Directions
Examine each line of the data. Copy those that contain the string "Test".

>> begin Provided data

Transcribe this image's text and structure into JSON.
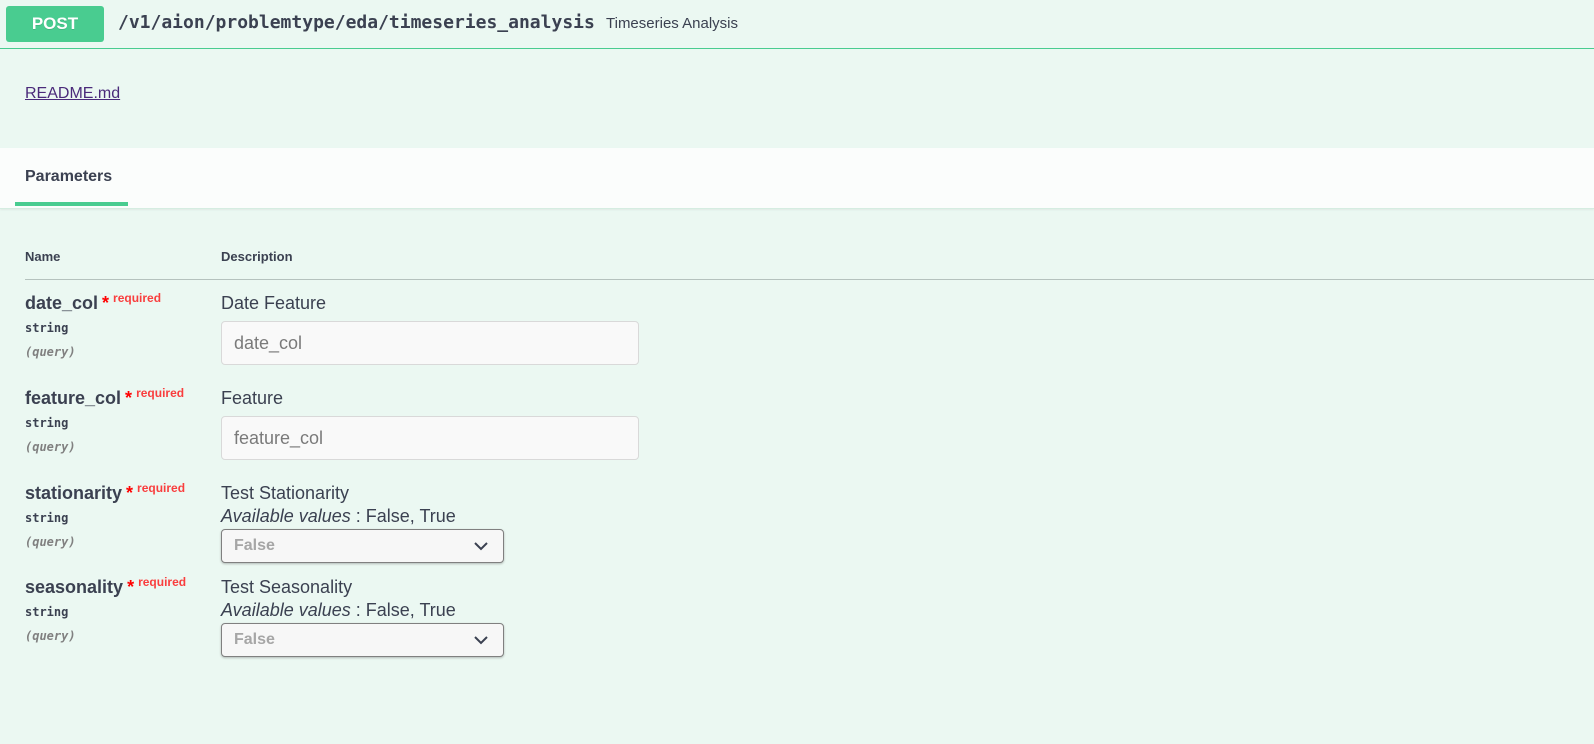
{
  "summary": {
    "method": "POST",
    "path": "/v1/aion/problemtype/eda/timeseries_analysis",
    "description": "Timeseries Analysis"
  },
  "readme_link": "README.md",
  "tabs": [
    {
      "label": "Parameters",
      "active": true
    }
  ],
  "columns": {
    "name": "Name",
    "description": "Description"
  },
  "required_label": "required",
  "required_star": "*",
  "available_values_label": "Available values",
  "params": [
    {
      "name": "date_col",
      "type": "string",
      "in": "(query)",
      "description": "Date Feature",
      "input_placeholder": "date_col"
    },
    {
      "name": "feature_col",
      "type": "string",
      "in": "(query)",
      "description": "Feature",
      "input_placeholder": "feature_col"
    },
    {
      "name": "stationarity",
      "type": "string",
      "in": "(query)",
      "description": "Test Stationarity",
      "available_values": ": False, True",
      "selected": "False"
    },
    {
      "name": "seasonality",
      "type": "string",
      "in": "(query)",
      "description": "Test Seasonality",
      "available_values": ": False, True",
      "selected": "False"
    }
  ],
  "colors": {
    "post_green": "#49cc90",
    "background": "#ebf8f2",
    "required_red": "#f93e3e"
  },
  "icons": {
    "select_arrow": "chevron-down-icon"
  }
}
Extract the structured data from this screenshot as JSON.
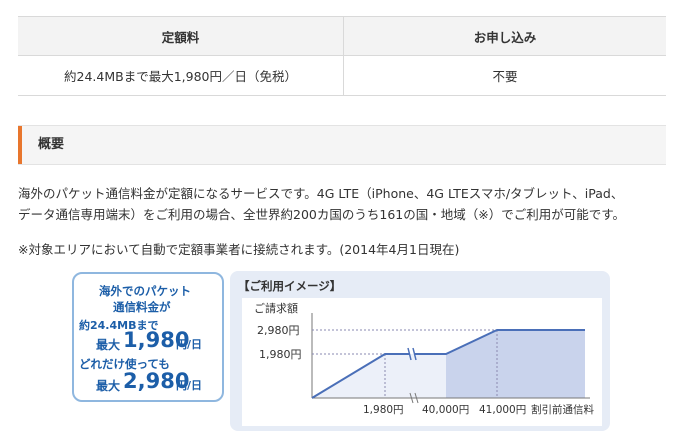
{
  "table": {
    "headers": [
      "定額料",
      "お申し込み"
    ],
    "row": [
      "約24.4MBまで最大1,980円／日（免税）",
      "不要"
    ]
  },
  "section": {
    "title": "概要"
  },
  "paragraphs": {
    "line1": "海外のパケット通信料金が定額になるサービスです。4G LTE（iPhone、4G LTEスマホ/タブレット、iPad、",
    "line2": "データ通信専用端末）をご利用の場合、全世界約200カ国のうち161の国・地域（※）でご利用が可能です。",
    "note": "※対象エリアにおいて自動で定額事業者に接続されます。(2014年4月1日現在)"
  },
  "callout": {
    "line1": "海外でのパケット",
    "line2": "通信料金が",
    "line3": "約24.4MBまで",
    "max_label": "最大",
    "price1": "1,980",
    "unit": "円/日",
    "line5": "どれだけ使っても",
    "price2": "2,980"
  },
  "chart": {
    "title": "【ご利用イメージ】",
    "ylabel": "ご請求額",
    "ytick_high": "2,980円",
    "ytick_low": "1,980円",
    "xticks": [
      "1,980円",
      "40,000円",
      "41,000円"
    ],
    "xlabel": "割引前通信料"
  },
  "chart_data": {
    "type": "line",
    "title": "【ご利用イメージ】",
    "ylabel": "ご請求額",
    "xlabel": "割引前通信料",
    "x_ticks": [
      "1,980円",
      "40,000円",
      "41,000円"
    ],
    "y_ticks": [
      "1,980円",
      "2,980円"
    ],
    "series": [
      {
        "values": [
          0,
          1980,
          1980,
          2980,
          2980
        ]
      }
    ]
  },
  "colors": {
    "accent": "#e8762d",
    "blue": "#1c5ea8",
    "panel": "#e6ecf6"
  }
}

>> end Provided data

Output
      "description": "Test Stationarity",
      "description": "Test Seasonality",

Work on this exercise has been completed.